BEGIN Raw records

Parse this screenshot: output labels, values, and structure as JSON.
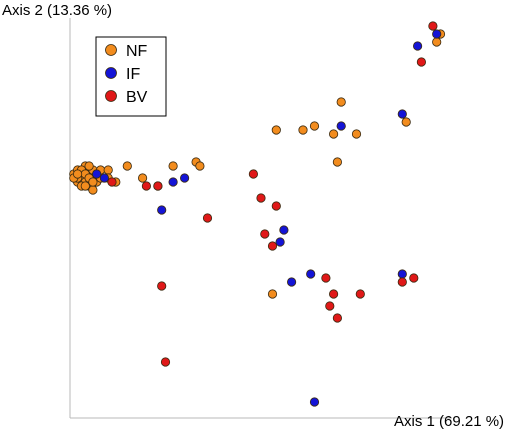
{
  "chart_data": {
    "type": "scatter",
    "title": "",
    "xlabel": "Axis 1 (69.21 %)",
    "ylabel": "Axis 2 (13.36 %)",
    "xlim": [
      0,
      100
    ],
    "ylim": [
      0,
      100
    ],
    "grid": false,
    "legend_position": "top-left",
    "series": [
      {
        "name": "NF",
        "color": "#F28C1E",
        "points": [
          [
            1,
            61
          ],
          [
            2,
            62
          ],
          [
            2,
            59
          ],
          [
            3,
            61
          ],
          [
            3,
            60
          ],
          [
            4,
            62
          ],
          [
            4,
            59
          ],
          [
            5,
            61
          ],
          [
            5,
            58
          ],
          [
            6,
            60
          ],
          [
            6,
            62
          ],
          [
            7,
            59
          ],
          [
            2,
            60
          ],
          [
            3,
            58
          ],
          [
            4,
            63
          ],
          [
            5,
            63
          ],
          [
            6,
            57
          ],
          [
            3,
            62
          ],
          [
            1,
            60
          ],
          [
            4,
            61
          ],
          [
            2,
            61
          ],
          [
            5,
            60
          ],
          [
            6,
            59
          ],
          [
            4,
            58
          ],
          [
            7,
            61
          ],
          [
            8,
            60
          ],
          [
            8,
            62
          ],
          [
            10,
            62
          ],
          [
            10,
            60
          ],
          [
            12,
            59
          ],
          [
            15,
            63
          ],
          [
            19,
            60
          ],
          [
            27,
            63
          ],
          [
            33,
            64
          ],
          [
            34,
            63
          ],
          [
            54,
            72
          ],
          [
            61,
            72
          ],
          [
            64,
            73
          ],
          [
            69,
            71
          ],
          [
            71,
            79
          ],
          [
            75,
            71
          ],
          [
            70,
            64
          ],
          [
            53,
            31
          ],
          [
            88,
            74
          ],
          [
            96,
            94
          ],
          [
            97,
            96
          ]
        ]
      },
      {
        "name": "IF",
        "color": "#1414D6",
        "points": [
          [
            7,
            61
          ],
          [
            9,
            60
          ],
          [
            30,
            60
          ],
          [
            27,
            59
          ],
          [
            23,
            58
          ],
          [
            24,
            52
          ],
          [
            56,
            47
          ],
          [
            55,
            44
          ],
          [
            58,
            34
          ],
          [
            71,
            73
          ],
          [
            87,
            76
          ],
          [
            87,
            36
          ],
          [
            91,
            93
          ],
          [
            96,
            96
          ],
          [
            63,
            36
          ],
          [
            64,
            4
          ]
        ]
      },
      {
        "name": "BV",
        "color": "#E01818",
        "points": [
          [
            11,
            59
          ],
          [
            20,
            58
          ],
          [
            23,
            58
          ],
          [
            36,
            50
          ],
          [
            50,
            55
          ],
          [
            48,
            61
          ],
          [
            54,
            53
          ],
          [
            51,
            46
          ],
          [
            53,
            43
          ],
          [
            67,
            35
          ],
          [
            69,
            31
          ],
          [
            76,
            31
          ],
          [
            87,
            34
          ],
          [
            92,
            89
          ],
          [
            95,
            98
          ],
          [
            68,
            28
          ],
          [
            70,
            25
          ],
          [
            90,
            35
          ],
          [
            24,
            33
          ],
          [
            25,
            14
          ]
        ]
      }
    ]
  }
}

END Raw records

-- What is needed --
Copy the listing over exactly, skipping the pictures it holds.

-- Task output --
Parse this screenshot: output labels, values, and structure as JSON.
{
  "chart_data": {
    "type": "scatter",
    "title": "",
    "xlabel": "Axis 1 (69.21 %)",
    "ylabel": "Axis 2 (13.36 %)",
    "xlim": [
      0,
      100
    ],
    "ylim": [
      0,
      100
    ],
    "grid": false,
    "legend_position": "top-left",
    "series": [
      {
        "name": "NF",
        "color": "#F28C1E",
        "points": [
          [
            1,
            61
          ],
          [
            2,
            62
          ],
          [
            2,
            59
          ],
          [
            3,
            61
          ],
          [
            3,
            60
          ],
          [
            4,
            62
          ],
          [
            4,
            59
          ],
          [
            5,
            61
          ],
          [
            5,
            58
          ],
          [
            6,
            60
          ],
          [
            6,
            62
          ],
          [
            7,
            59
          ],
          [
            2,
            60
          ],
          [
            3,
            58
          ],
          [
            4,
            63
          ],
          [
            5,
            63
          ],
          [
            6,
            57
          ],
          [
            3,
            62
          ],
          [
            1,
            60
          ],
          [
            4,
            61
          ],
          [
            2,
            61
          ],
          [
            5,
            60
          ],
          [
            6,
            59
          ],
          [
            4,
            58
          ],
          [
            7,
            61
          ],
          [
            8,
            60
          ],
          [
            8,
            62
          ],
          [
            10,
            62
          ],
          [
            10,
            60
          ],
          [
            12,
            59
          ],
          [
            15,
            63
          ],
          [
            19,
            60
          ],
          [
            27,
            63
          ],
          [
            33,
            64
          ],
          [
            34,
            63
          ],
          [
            54,
            72
          ],
          [
            61,
            72
          ],
          [
            64,
            73
          ],
          [
            69,
            71
          ],
          [
            71,
            79
          ],
          [
            75,
            71
          ],
          [
            70,
            64
          ],
          [
            53,
            31
          ],
          [
            88,
            74
          ],
          [
            96,
            94
          ],
          [
            97,
            96
          ]
        ]
      },
      {
        "name": "IF",
        "color": "#1414D6",
        "points": [
          [
            7,
            61
          ],
          [
            9,
            60
          ],
          [
            30,
            60
          ],
          [
            27,
            59
          ],
          [
            23,
            58
          ],
          [
            24,
            52
          ],
          [
            56,
            47
          ],
          [
            55,
            44
          ],
          [
            58,
            34
          ],
          [
            71,
            73
          ],
          [
            87,
            76
          ],
          [
            87,
            36
          ],
          [
            91,
            93
          ],
          [
            96,
            96
          ],
          [
            63,
            36
          ],
          [
            64,
            4
          ]
        ]
      },
      {
        "name": "BV",
        "color": "#E01818",
        "points": [
          [
            11,
            59
          ],
          [
            20,
            58
          ],
          [
            23,
            58
          ],
          [
            36,
            50
          ],
          [
            50,
            55
          ],
          [
            48,
            61
          ],
          [
            54,
            53
          ],
          [
            51,
            46
          ],
          [
            53,
            43
          ],
          [
            67,
            35
          ],
          [
            69,
            31
          ],
          [
            76,
            31
          ],
          [
            87,
            34
          ],
          [
            92,
            89
          ],
          [
            95,
            98
          ],
          [
            68,
            28
          ],
          [
            70,
            25
          ],
          [
            90,
            35
          ],
          [
            24,
            33
          ],
          [
            25,
            14
          ]
        ]
      }
    ]
  }
}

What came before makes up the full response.